● **Data for the task**
____
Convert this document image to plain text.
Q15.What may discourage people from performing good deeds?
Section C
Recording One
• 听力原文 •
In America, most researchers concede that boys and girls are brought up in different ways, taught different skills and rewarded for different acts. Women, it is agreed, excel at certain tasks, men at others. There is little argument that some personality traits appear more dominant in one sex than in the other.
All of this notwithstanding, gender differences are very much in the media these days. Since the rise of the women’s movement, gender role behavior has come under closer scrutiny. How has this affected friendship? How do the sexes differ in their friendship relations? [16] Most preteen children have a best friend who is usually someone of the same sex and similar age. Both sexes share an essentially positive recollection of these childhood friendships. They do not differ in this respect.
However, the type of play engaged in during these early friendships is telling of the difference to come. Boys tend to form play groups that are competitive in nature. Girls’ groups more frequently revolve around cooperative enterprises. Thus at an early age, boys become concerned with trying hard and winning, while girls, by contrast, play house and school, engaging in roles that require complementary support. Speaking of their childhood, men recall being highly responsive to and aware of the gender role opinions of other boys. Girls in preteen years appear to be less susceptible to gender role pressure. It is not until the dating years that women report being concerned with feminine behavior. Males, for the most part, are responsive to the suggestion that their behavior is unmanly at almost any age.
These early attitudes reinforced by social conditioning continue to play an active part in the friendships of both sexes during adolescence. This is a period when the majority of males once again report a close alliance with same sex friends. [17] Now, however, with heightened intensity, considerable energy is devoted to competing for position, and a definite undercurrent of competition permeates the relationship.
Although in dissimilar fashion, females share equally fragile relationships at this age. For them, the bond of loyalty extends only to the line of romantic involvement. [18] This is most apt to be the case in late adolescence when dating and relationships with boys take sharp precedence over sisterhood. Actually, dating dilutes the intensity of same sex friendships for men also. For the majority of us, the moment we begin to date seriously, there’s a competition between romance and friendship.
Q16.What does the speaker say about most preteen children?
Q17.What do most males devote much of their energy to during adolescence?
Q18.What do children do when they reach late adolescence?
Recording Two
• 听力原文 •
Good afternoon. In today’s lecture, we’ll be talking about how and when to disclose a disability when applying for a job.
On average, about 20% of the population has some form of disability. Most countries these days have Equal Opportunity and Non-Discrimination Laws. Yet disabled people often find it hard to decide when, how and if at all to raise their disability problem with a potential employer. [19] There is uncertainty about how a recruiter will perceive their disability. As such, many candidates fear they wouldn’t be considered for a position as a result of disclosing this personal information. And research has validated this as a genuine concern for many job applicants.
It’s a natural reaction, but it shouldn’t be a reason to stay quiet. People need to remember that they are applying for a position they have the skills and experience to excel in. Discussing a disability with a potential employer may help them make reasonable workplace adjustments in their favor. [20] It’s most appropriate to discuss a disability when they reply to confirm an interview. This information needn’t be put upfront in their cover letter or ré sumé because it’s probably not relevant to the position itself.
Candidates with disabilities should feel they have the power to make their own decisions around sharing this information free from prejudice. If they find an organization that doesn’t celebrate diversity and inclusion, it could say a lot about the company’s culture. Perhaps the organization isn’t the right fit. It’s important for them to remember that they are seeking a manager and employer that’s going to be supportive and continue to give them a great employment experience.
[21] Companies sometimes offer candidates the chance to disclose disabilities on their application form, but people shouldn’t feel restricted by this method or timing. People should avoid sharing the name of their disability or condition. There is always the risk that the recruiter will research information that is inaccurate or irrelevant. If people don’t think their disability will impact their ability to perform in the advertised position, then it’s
____
● **Aim of the exercise**
Repeat the data above exactly.

● **Response**
Convert this document image to plain text.
Q15.What may discourage people from performing good deeds?
Section C
Recording One
• 听力原文 •
In America, most researchers concede that boys and girls are brought up in different ways, taught different skills and rewarded for different acts. Women, it is agreed, excel at certain tasks, men at others. There is little argument that some personality traits appear more dominant in one sex than in the other.
All of this notwithstanding, gender differences are very much in the media these days. Since the rise of the women’s movement, gender role behavior has come under closer scrutiny. How has this affected friendship? How do the sexes differ in their friendship relations? [16] Most preteen children have a best friend who is usually someone of the same sex and similar age. Both sexes share an essentially positive recollection of these childhood friendships. They do not differ in this respect.
However, the type of play engaged in during these early friendships is telling of the difference to come. Boys tend to form play groups that are competitive in nature. Girls’ groups more frequently revolve around cooperative enterprises. Thus at an early age, boys become concerned with trying hard and winning, while girls, by contrast, play house and school, engaging in roles that require complementary support. Speaking of their childhood, men recall being highly responsive to and aware of the gender role opinions of other boys. Girls in preteen years appear to be less susceptible to gender role pressure. It is not until the dating years that women report being concerned with feminine behavior. Males, for the most part, are responsive to the suggestion that their behavior is unmanly at almost any age.
These early attitudes reinforced by social conditioning continue to play an active part in the friendships of both sexes during adolescence. This is a period when the majority of males once again report a close alliance with same sex friends. [17] Now, however, with heightened intensity, considerable energy is devoted to competing for position, and a definite undercurrent of competition permeates the relationship.
Although in dissimilar fashion, females share equally fragile relationships at this age. For them, the bond of loyalty extends only to the line of romantic involvement. [18] This is most apt to be the case in late adolescence when dating and relationships with boys take sharp precedence over sisterhood. Actually, dating dilutes the intensity of same sex friendships for men also. For the majority of us, the moment we begin to date seriously, there’s a competition between romance and friendship.
Q16.What does the speaker say about most preteen children?
Q17.What do most males devote much of their energy to during adolescence?
Q18.What do children do when they reach late adolescence?
Recording Two
• 听力原文 •
Good afternoon. In today’s lecture, we’ll be talking about how and when to disclose a disability when applying for a job.
On average, about 20% of the population has some form of disability. Most countries these days have Equal Opportunity and Non-Discrimination Laws. Yet disabled people often find it hard to decide when, how and if at all to raise their disability problem with a potential employer. [19] There is uncertainty about how a recruiter will perceive their disability. As such, many candidates fear they wouldn’t be considered for a position as a result of disclosing this personal information. And research has validated this as a genuine concern for many job applicants.
It’s a natural reaction, but it shouldn’t be a reason to stay quiet. People need to remember that they are applying for a position they have the skills and experience to excel in. Discussing a disability with a potential employer may help them make reasonable workplace adjustments in their favor. [20] It’s most appropriate to discuss a disability when they reply to confirm an interview. This information needn’t be put upfront in their cover letter or ré sumé because it’s probably not relevant to the position itself.
Candidates with disabilities should feel they have the power to make their own decisions around sharing this information free from prejudice. If they find an organization that doesn’t celebrate diversity and inclusion, it could say a lot about the company’s culture. Perhaps the organization isn’t the right fit. It’s important for them to remember that they are seeking a manager and employer that’s going to be supportive and continue to give them a great employment experience.
[21] Companies sometimes offer candidates the chance to disclose disabilities on their application form, but people shouldn’t feel restricted by this method or timing. People should avoid sharing the name of their disability or condition. There is always the risk that the recruiter will research information that is inaccurate or irrelevant. If people don’t think their disability will impact their ability to perform in the advertised position, then it’s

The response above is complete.